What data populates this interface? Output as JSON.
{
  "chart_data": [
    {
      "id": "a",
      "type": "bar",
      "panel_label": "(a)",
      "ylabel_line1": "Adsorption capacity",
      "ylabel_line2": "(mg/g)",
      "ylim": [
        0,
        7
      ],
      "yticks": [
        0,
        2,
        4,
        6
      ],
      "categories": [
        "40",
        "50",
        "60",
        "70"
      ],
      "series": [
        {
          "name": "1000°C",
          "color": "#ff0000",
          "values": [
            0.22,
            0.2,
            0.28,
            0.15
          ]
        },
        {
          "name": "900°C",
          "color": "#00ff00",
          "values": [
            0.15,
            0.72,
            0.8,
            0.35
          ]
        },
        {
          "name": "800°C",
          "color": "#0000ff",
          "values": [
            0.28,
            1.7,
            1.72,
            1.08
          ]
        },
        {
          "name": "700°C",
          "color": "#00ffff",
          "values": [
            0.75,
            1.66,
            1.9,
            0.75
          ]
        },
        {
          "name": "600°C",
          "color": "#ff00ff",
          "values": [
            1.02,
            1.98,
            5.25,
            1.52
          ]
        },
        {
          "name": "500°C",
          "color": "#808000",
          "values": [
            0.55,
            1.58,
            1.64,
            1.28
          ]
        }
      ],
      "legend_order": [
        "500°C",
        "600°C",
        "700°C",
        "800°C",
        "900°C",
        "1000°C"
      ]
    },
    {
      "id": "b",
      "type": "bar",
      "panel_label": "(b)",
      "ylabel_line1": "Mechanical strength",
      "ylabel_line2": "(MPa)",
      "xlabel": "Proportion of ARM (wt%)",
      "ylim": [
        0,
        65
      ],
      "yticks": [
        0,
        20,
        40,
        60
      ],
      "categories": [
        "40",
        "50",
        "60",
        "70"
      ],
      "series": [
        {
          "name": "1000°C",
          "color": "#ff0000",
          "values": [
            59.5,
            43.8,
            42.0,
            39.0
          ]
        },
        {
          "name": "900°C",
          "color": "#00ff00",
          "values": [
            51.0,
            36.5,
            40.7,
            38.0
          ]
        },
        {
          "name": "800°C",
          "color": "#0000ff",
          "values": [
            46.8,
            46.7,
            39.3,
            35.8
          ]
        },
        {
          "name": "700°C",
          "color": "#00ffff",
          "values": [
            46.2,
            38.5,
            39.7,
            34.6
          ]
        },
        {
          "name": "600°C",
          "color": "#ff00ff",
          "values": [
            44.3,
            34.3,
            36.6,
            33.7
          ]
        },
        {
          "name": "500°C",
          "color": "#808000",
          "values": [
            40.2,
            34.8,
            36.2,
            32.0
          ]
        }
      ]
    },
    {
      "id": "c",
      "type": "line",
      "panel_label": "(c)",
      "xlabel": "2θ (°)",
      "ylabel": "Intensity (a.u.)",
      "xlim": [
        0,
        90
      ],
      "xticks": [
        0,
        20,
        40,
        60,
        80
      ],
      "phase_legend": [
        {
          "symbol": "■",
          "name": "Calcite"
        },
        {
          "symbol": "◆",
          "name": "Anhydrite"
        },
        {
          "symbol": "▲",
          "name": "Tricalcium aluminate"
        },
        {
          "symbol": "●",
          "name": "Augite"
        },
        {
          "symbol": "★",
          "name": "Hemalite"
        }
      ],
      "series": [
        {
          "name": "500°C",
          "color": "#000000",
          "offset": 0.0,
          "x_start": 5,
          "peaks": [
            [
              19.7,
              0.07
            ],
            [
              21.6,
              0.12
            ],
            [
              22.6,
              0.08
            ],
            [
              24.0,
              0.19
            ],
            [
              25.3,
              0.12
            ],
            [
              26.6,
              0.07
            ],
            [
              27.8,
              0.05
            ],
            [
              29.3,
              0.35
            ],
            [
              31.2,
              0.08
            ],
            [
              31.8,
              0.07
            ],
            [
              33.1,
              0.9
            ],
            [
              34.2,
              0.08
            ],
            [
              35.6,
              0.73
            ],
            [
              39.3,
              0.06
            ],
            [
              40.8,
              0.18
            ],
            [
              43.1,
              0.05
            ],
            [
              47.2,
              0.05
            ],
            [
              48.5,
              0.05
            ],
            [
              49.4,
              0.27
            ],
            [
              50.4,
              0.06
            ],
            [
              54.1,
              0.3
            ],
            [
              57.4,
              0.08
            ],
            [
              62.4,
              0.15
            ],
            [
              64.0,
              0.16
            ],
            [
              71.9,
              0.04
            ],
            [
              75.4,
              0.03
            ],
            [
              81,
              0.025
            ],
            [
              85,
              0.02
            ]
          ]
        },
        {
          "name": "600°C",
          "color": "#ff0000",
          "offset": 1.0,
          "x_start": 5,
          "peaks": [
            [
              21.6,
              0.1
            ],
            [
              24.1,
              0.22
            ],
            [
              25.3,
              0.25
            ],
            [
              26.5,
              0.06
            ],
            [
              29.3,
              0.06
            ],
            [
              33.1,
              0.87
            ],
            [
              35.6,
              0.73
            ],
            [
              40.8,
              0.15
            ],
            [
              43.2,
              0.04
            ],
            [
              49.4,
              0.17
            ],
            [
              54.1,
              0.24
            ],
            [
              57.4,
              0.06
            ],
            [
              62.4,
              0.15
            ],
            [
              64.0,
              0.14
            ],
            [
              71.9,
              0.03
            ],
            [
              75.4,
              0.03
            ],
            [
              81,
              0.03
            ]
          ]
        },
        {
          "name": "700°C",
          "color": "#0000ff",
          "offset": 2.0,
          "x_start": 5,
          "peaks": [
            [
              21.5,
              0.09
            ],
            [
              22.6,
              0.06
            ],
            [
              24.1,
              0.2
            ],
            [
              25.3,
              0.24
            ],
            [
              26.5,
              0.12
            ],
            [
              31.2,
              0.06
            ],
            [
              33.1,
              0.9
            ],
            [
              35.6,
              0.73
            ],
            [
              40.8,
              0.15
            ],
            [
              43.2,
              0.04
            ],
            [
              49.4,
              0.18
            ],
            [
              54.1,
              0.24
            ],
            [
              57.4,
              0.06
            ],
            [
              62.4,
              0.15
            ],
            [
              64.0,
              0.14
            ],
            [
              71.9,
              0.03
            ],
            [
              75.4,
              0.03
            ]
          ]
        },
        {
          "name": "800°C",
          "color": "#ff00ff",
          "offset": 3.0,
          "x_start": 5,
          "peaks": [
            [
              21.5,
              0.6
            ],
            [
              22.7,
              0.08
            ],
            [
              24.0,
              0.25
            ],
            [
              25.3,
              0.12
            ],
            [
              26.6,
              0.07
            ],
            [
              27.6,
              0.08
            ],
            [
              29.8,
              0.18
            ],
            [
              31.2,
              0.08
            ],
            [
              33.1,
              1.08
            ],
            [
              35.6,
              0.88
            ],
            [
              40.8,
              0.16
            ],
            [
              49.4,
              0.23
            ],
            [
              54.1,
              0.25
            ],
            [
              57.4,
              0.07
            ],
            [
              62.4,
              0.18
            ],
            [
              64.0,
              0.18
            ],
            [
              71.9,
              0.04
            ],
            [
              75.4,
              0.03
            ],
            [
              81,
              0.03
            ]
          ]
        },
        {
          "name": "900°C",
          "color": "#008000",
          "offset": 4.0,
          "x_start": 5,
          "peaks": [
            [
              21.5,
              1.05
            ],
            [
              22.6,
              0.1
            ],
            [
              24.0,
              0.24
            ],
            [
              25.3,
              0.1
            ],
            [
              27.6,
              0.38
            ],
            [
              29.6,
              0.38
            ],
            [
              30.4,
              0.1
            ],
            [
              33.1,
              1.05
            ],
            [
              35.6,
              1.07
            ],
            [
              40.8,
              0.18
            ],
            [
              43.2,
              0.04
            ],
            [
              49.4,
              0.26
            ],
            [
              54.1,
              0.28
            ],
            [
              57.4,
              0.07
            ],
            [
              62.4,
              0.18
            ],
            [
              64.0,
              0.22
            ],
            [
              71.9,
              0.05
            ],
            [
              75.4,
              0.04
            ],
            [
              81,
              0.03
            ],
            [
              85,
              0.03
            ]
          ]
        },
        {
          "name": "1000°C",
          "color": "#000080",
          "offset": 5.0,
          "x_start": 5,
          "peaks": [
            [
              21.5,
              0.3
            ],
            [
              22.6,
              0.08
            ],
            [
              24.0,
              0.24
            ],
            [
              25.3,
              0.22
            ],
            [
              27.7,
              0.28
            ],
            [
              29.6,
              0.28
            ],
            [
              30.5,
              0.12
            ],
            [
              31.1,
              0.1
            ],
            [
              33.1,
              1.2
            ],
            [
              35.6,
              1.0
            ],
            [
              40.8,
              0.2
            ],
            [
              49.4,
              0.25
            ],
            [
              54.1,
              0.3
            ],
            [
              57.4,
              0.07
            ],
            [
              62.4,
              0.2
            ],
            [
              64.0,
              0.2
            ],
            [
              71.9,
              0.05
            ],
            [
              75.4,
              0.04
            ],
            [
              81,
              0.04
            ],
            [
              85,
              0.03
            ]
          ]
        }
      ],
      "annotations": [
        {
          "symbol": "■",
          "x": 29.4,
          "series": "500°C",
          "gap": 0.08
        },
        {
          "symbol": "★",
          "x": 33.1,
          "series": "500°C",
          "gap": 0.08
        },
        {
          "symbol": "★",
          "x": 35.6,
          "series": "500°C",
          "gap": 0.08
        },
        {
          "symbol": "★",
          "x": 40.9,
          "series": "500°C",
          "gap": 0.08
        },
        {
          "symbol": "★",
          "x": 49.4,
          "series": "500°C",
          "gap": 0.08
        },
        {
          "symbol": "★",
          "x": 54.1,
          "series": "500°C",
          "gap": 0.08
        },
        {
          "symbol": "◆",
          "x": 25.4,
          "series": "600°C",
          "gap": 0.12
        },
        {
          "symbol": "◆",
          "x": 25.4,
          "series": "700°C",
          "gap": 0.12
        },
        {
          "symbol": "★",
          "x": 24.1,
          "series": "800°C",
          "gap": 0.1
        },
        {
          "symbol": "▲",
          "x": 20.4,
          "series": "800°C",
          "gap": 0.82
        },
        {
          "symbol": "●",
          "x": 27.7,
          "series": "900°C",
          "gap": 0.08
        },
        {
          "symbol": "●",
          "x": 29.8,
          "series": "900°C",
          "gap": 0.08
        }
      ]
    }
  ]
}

........

**What to work on:** Determine how many lines in the records contain "offset", and reply with the number only.

**Finished exercise:** 6